Short problem
List every line in this data where the string "资治通鉴" occurs.

Exercise inputs
....................

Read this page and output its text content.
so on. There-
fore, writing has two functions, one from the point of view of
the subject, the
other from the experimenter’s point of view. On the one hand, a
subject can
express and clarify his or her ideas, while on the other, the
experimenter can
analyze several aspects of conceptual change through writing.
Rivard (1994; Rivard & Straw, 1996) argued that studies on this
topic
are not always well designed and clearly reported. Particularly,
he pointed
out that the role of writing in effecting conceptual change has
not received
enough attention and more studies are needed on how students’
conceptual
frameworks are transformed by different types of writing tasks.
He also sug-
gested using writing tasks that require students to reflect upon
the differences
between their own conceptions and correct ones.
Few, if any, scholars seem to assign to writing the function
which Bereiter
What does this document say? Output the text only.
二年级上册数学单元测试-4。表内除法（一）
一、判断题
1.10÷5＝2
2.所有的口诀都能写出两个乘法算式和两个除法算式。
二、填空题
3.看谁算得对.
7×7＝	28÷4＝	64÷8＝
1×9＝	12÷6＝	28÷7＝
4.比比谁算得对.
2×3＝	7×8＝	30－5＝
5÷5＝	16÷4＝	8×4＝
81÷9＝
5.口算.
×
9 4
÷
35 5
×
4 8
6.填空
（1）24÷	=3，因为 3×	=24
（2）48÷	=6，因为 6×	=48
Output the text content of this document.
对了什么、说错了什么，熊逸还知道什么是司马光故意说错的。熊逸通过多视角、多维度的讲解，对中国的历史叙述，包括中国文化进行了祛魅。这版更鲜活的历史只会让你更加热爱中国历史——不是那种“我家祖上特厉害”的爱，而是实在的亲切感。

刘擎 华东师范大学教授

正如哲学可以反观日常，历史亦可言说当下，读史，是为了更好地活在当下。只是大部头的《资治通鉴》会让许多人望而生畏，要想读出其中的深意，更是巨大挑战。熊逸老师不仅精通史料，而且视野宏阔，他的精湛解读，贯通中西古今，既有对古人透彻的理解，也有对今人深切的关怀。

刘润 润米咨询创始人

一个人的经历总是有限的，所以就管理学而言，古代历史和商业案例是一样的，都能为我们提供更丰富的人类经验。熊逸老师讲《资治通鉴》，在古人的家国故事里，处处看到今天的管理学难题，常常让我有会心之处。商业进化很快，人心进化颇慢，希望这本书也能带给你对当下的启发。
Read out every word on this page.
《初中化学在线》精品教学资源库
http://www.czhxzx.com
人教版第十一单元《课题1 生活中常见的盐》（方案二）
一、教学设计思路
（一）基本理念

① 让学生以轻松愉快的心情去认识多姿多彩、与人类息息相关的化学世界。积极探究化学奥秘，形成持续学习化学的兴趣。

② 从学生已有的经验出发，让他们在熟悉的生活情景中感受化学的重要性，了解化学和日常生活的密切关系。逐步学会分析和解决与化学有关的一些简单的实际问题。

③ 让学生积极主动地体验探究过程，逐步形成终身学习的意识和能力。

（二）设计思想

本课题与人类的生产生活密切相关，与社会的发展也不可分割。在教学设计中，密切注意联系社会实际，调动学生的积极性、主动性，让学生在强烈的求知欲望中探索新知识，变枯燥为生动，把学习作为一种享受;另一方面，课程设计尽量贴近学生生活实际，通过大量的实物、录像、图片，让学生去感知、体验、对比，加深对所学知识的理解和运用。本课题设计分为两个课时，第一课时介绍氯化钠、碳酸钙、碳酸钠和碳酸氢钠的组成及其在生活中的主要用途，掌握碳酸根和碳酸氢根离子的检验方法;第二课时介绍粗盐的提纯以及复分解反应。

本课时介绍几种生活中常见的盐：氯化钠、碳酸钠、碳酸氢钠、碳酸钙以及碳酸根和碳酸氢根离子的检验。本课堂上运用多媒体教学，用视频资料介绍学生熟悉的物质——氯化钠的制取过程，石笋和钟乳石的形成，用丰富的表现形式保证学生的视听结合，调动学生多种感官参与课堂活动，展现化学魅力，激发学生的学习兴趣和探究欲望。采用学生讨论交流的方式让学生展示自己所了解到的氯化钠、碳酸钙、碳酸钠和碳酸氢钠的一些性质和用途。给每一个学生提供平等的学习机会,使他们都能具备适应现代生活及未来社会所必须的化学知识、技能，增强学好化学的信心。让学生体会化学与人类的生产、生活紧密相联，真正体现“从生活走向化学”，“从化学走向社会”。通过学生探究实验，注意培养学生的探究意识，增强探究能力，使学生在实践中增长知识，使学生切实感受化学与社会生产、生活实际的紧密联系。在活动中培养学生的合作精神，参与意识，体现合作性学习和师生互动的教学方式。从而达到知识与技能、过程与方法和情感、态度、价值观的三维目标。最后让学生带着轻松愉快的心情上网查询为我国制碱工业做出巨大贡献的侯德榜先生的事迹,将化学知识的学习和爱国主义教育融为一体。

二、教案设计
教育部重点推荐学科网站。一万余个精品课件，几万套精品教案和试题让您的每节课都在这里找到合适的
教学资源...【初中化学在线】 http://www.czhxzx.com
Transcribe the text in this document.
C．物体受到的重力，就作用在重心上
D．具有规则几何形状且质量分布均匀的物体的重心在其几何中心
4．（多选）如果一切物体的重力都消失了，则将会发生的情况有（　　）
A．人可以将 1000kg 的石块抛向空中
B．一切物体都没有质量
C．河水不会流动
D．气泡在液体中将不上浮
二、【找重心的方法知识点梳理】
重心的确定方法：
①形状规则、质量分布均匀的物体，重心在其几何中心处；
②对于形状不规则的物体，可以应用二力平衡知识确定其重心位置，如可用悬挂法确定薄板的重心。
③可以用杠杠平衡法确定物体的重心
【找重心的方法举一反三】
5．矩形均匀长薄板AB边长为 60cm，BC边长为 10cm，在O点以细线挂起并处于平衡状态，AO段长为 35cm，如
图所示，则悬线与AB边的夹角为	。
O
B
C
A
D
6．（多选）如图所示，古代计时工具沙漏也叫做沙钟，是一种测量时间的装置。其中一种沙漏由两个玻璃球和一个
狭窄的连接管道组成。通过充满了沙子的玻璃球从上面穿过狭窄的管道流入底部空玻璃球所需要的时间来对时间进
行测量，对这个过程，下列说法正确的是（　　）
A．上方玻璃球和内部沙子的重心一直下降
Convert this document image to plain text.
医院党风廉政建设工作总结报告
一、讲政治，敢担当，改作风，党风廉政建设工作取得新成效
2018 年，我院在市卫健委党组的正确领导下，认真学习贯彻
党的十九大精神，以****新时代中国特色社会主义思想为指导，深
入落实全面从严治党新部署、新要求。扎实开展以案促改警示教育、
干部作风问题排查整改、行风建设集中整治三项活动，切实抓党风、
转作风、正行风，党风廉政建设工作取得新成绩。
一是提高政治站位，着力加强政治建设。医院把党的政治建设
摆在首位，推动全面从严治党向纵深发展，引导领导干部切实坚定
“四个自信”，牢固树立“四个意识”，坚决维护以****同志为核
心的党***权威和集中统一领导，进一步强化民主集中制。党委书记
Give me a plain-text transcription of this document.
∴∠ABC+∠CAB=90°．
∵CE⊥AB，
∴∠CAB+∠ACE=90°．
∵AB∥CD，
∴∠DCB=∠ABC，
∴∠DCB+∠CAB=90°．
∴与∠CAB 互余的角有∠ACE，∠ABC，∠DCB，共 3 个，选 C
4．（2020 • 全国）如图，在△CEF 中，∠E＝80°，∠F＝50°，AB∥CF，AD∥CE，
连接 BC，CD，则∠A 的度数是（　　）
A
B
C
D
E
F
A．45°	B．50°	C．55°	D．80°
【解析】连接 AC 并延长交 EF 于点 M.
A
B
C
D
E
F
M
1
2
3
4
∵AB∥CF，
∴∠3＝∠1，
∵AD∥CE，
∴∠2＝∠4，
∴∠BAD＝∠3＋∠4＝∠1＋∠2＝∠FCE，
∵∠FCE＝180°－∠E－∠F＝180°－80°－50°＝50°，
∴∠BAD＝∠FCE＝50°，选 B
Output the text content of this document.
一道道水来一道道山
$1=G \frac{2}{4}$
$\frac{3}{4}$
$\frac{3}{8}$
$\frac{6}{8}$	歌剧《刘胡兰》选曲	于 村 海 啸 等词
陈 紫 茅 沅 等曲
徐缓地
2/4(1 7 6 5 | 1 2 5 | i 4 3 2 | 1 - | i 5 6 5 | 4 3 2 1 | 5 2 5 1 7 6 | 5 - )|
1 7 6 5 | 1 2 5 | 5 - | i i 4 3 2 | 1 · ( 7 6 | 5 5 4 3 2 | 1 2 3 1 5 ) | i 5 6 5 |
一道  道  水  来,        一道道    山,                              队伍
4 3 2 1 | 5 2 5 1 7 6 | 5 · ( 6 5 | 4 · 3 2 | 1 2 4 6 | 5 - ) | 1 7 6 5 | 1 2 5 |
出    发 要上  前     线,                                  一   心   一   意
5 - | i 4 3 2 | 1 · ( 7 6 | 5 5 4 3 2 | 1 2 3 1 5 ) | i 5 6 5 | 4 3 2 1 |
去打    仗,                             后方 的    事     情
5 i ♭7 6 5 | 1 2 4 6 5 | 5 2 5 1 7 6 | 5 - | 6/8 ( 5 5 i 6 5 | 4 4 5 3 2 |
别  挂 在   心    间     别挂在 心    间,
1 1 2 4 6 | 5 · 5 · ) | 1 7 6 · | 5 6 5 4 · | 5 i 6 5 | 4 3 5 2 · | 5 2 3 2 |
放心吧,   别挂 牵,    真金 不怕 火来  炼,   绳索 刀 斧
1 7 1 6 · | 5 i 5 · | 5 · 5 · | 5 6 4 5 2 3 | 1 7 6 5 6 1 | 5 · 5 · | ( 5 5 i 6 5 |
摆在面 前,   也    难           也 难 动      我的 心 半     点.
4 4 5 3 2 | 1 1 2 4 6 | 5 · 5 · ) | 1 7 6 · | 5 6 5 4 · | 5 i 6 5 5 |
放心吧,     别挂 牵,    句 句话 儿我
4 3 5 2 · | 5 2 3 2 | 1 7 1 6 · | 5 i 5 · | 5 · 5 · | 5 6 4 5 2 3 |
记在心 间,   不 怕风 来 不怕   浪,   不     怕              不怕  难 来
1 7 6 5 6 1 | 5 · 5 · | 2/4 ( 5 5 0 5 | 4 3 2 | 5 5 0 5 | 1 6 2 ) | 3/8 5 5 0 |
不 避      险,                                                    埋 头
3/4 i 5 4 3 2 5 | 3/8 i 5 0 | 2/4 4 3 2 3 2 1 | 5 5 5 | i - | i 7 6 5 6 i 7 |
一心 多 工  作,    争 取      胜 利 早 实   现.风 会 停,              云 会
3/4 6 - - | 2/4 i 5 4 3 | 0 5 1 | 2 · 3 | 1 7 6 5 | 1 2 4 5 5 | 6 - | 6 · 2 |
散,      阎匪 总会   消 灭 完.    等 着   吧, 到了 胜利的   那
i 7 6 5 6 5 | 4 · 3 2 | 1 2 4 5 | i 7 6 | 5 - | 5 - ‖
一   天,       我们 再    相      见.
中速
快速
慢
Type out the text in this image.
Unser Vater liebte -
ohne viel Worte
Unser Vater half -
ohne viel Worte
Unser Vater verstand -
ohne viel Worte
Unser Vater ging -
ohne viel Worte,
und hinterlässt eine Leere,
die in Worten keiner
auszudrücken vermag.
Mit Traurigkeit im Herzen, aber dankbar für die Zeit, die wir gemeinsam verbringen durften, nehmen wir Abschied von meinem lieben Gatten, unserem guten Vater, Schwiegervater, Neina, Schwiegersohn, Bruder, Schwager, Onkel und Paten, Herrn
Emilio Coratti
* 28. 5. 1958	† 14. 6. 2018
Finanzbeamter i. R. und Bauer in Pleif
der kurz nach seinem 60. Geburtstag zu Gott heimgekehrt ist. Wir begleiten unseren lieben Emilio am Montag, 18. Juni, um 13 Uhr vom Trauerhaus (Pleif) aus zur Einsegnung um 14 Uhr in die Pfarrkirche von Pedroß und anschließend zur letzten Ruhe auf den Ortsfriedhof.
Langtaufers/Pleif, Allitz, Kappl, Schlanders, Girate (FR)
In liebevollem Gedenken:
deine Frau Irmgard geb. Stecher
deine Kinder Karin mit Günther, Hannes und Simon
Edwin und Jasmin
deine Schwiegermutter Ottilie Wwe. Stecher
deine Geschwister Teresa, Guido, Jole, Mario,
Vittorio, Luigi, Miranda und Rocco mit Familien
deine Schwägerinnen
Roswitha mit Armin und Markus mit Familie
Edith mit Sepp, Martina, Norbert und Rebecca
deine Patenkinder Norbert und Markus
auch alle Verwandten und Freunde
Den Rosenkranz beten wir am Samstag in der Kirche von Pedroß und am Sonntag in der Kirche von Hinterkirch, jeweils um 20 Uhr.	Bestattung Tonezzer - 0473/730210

....................

Exercise answer
正如哲学可以反观日常，历史亦可言说当下，读史，是为了更好地活在当下。只是大部头的《资治通鉴》会让许多人望而生畏，要想读出其中的深意，更是巨大挑战。熊逸老师不仅精通史料，而且视野宏阔，他的精湛解读，贯通中西古今，既有对古人透彻的理解，也有对今人深切的关怀。
一个人的经历总是有限的，所以就管理学而言，古代历史和商业案例是一样的，都能为我们提供更丰富的人类经验。熊逸老师讲《资治通鉴》，在古人的家国故事里，处处看到今天的管理学难题，常常让我有会心之处。商业进化很快，人心进化颇慢，希望这本书也能带给你对当下的启发。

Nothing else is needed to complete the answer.